Entries with figure data
════════════════

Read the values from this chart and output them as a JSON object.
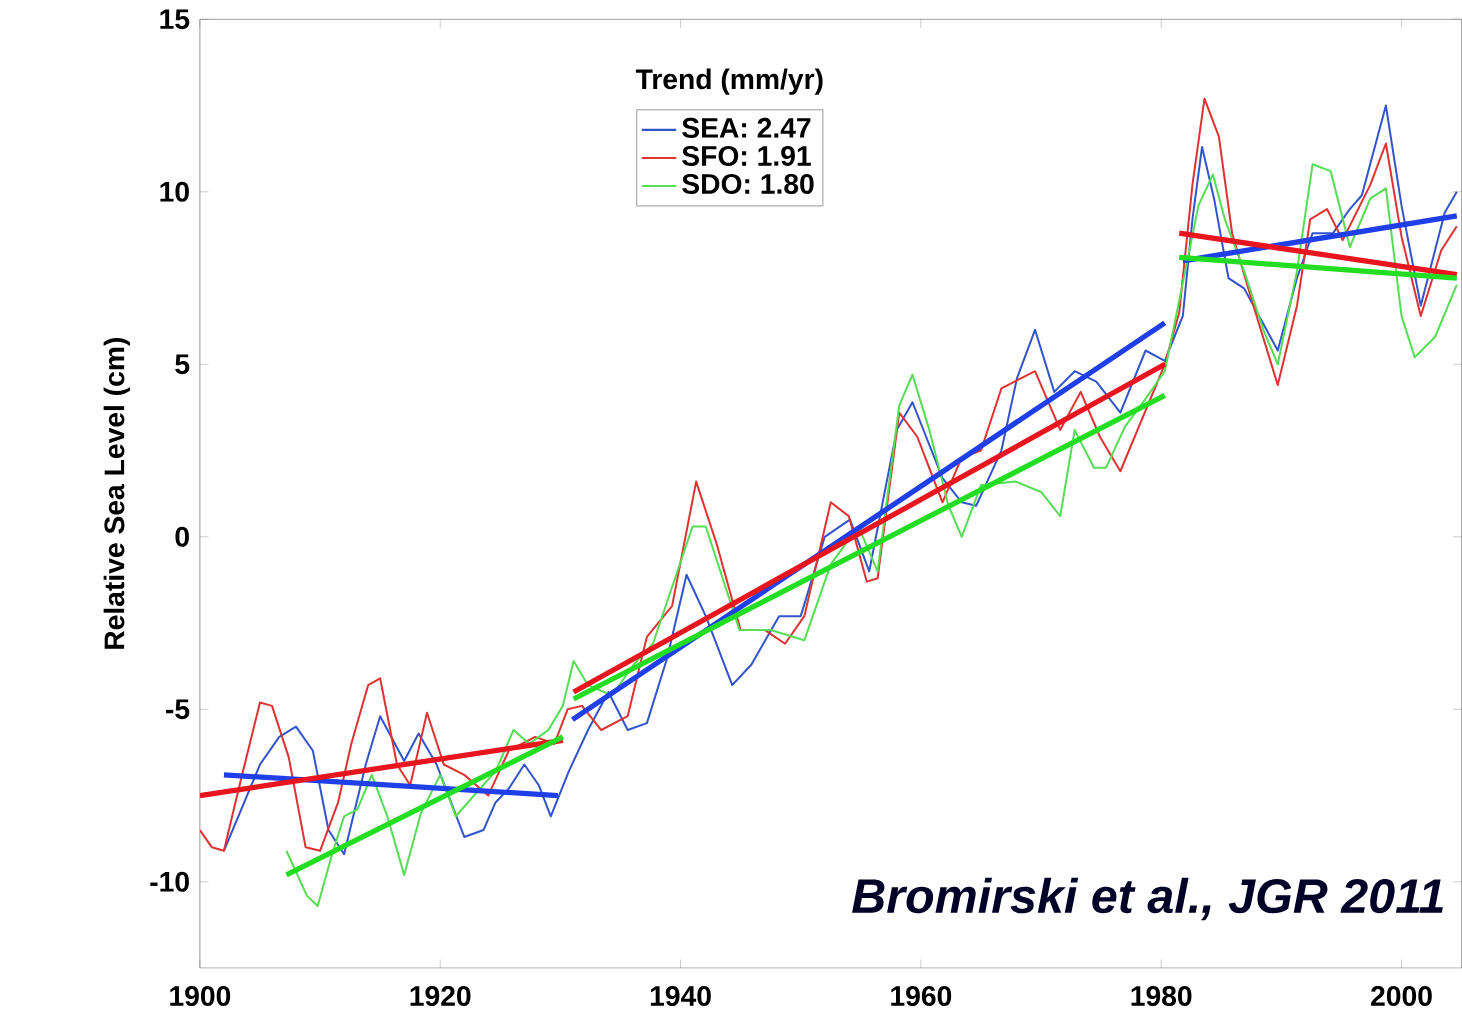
{
  "chart_data": {
    "type": "line",
    "ylabel": "Relative Sea Level (cm)",
    "legend_title": "Trend  (mm/yr)",
    "legend": "top",
    "grid": false,
    "marker": "none",
    "line_style": "solid",
    "xlim": [
      1900,
      2005
    ],
    "xticks": [
      1900,
      1920,
      1940,
      1960,
      1980,
      2000
    ],
    "ylim": [
      -12.5,
      15
    ],
    "yticks": [
      -10,
      -5,
      0,
      5,
      10,
      15
    ],
    "annotations": [
      "Bromirski et al., JGR 2011"
    ],
    "series": [
      {
        "name": "SEA:   2.47",
        "color": "#3355cc",
        "x": [
          1902,
          1905,
          1906.6,
          1908,
          1909.4,
          1910.7,
          1912,
          1913.8,
          1915,
          1917,
          1918.2,
          1919.7,
          1922,
          1923.6,
          1924.6,
          1925.7,
          1927,
          1928.2,
          1929.2,
          1930.7,
          1932.3,
          1934,
          1935.6,
          1937.2,
          1938.9,
          1940.5,
          1942.1,
          1944.3,
          1945.9,
          1948.2,
          1950,
          1952,
          1954.1,
          1955.7,
          1958,
          1959.3,
          1961.8,
          1963.4,
          1964.6,
          1966.7,
          1968,
          1969.5,
          1971.1,
          1972.8,
          1974.6,
          1976.6,
          1978.7,
          1980.3,
          1981.8,
          1982.6,
          1983.4,
          1984.4,
          1985.6,
          1986.9,
          1989.7,
          1991.3,
          1992.6,
          1994.3,
          1995.7,
          1996.7,
          1998.7,
          2000,
          2001.6,
          2003.6,
          2004.6
        ],
        "values": [
          -9.1,
          -6.6,
          -5.8,
          -5.5,
          -6.2,
          -8.5,
          -9.2,
          -6.6,
          -5.2,
          -6.5,
          -5.7,
          -6.6,
          -8.7,
          -8.5,
          -7.7,
          -7.3,
          -6.6,
          -7.2,
          -8.1,
          -6.8,
          -5.6,
          -4.5,
          -5.6,
          -5.4,
          -3.5,
          -1.1,
          -2.3,
          -4.3,
          -3.7,
          -2.3,
          -2.3,
          0.0,
          0.5,
          -1.0,
          3.1,
          3.9,
          1.7,
          1.0,
          0.9,
          2.5,
          4.6,
          6.0,
          4.2,
          4.8,
          4.5,
          3.6,
          5.4,
          5.1,
          6.4,
          9.2,
          11.3,
          9.8,
          7.5,
          7.2,
          5.4,
          7.5,
          8.8,
          8.8,
          9.5,
          9.9,
          12.5,
          9.6,
          6.7,
          9.4,
          10.0
        ]
      },
      {
        "name": "SFO:   1.91",
        "color": "#dd3333",
        "x": [
          1900,
          1901,
          1902,
          1903.3,
          1905,
          1906,
          1907.4,
          1908.8,
          1910,
          1911.5,
          1912.6,
          1914,
          1915,
          1916.4,
          1917.5,
          1918.9,
          1920.3,
          1922,
          1924,
          1925.7,
          1927.9,
          1929.5,
          1930.6,
          1931.8,
          1933.4,
          1935.6,
          1937.2,
          1939.3,
          1941.3,
          1943,
          1945,
          1947,
          1948.7,
          1950.3,
          1952.5,
          1954,
          1955.5,
          1956.4,
          1958.2,
          1959.7,
          1961.8,
          1963.4,
          1965,
          1966.7,
          1969.5,
          1971.6,
          1973.3,
          1974.9,
          1976.6,
          1980.3,
          1981.5,
          1982.6,
          1983.6,
          1984.8,
          1985.9,
          1987.5,
          1989.7,
          1991.3,
          1992.4,
          1993.8,
          1995.1,
          1997.4,
          1998.7,
          2000,
          2001.6,
          2003.3,
          2004.6
        ],
        "values": [
          -8.5,
          -9.0,
          -9.1,
          -7.2,
          -4.8,
          -4.9,
          -6.4,
          -9.0,
          -9.1,
          -7.7,
          -6.0,
          -4.3,
          -4.1,
          -6.6,
          -7.2,
          -5.1,
          -6.6,
          -6.9,
          -7.5,
          -6.2,
          -5.8,
          -6.0,
          -5.0,
          -4.9,
          -5.6,
          -5.2,
          -2.9,
          -2.0,
          1.6,
          -0.2,
          -2.7,
          -2.7,
          -3.1,
          -2.3,
          1.0,
          0.6,
          -1.3,
          -1.2,
          3.6,
          2.9,
          1.0,
          2.3,
          2.5,
          4.3,
          4.8,
          3.1,
          4.2,
          2.9,
          1.9,
          5.0,
          6.5,
          10.2,
          12.7,
          11.6,
          8.8,
          6.9,
          4.4,
          6.7,
          9.2,
          9.5,
          8.6,
          10.2,
          11.4,
          8.7,
          6.4,
          8.3,
          9.0
        ]
      },
      {
        "name": "SDO:   1.80",
        "color": "#55dd55",
        "x": [
          1907.2,
          1908.9,
          1909.8,
          1911,
          1912,
          1913.1,
          1914.3,
          1915.6,
          1917,
          1918.4,
          1920,
          1921.3,
          1922.8,
          1924.6,
          1926.1,
          1927.4,
          1929,
          1930.2,
          1931.1,
          1932.3,
          1934.3,
          1936.1,
          1937.7,
          1941,
          1942.1,
          1944.9,
          1947.5,
          1950.3,
          1952.5,
          1954.8,
          1956.4,
          1958.2,
          1959.3,
          1960.7,
          1962.3,
          1963.4,
          1965,
          1967.9,
          1970,
          1971.6,
          1972.8,
          1974.4,
          1975.4,
          1977,
          1978.7,
          1980.3,
          1982,
          1983.1,
          1984.3,
          1985.3,
          1986.9,
          1988.5,
          1989.7,
          1991.3,
          1992.6,
          1994.1,
          1995.7,
          1997.4,
          1998.7,
          2000,
          2001.1,
          2002.8,
          2004.6
        ],
        "values": [
          -9.1,
          -10.4,
          -10.7,
          -9.2,
          -8.1,
          -7.9,
          -6.9,
          -8.1,
          -9.8,
          -8.0,
          -6.9,
          -8.1,
          -7.5,
          -6.8,
          -5.6,
          -6.0,
          -5.6,
          -4.9,
          -3.6,
          -4.3,
          -4.6,
          -3.7,
          -3.1,
          0.3,
          0.3,
          -2.7,
          -2.7,
          -3.0,
          -0.8,
          0.3,
          -1.0,
          3.8,
          4.7,
          3.1,
          0.9,
          0.0,
          1.5,
          1.6,
          1.3,
          0.6,
          3.1,
          2.0,
          2.0,
          3.2,
          4.0,
          4.8,
          7.7,
          9.6,
          10.5,
          9.2,
          7.7,
          6.0,
          5.0,
          7.7,
          10.8,
          10.6,
          8.4,
          9.8,
          10.1,
          6.4,
          5.2,
          5.8,
          7.3
        ]
      },
      {
        "color": "#1f3fe8",
        "x": [
          1902,
          1929.8
        ],
        "values": [
          -6.9,
          -7.5
        ]
      },
      {
        "color": "#1f3fe8",
        "x": [
          1931,
          1980.3
        ],
        "values": [
          -5.3,
          6.2
        ]
      },
      {
        "color": "#1f3fe8",
        "x": [
          1981.8,
          2004.6
        ],
        "values": [
          8.0,
          9.3
        ]
      },
      {
        "color": "#e8141e",
        "x": [
          1900,
          1930.2
        ],
        "values": [
          -7.5,
          -5.9
        ]
      },
      {
        "color": "#e8141e",
        "x": [
          1931.1,
          1980.3
        ],
        "values": [
          -4.5,
          5.0
        ]
      },
      {
        "color": "#e8141e",
        "x": [
          1981.5,
          2004.6
        ],
        "values": [
          8.8,
          7.6
        ]
      },
      {
        "color": "#22dd22",
        "x": [
          1907.2,
          1930.2
        ],
        "values": [
          -9.8,
          -5.8
        ]
      },
      {
        "color": "#22dd22",
        "x": [
          1931.1,
          1980.3
        ],
        "values": [
          -4.7,
          4.1
        ]
      },
      {
        "color": "#22dd22",
        "x": [
          1981.5,
          2004.6
        ],
        "values": [
          8.1,
          7.5
        ]
      }
    ]
  }
}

════════════════

● Written instruction: Going through the entries above, tally each line that has the word "name". Answer with the number only.

● Finished answer: 3